▶ _ENTRIES_

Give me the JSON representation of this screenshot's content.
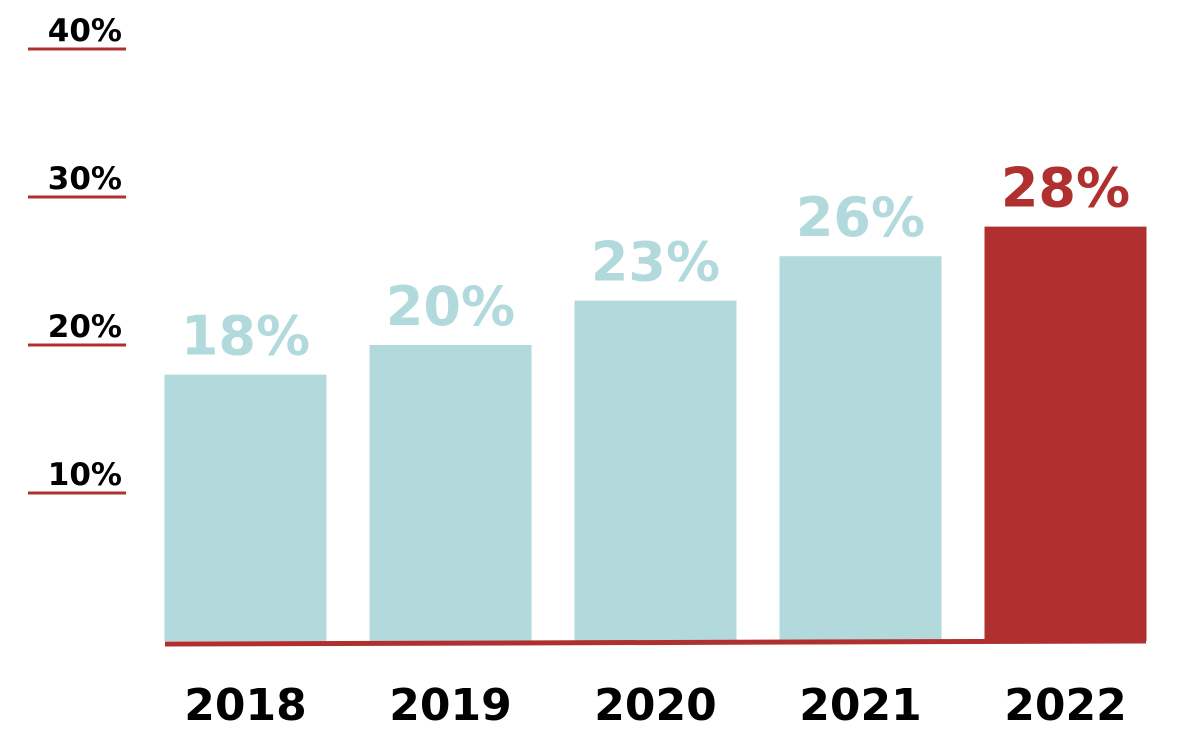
{
  "chart_data": {
    "type": "bar",
    "categories": [
      "2018",
      "2019",
      "2020",
      "2021",
      "2022"
    ],
    "values": [
      18,
      20,
      23,
      26,
      28
    ],
    "value_labels": [
      "18%",
      "20%",
      "23%",
      "26%",
      "28%"
    ],
    "colors": [
      "#b2dadc",
      "#b2dadc",
      "#b2dadc",
      "#b2dadc",
      "#b03030"
    ],
    "ylim": [
      0,
      40
    ],
    "yticks": [
      {
        "value": 10,
        "label": "10%"
      },
      {
        "value": 20,
        "label": "20%"
      },
      {
        "value": 30,
        "label": "30%"
      },
      {
        "value": 40,
        "label": "40%"
      }
    ],
    "axis_color": "#b03030"
  }
}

▶ _BRIEF_
Every record gets retyped exactly; no picture goes into the copy.

▶ _WRITTEN SOLUTION_
Give me the JSON representation of this screenshot's content.
{
  "chart_data": {
    "type": "bar",
    "categories": [
      "2018",
      "2019",
      "2020",
      "2021",
      "2022"
    ],
    "values": [
      18,
      20,
      23,
      26,
      28
    ],
    "value_labels": [
      "18%",
      "20%",
      "23%",
      "26%",
      "28%"
    ],
    "colors": [
      "#b2dadc",
      "#b2dadc",
      "#b2dadc",
      "#b2dadc",
      "#b03030"
    ],
    "ylim": [
      0,
      40
    ],
    "yticks": [
      {
        "value": 10,
        "label": "10%"
      },
      {
        "value": 20,
        "label": "20%"
      },
      {
        "value": 30,
        "label": "30%"
      },
      {
        "value": 40,
        "label": "40%"
      }
    ],
    "axis_color": "#b03030"
  }
}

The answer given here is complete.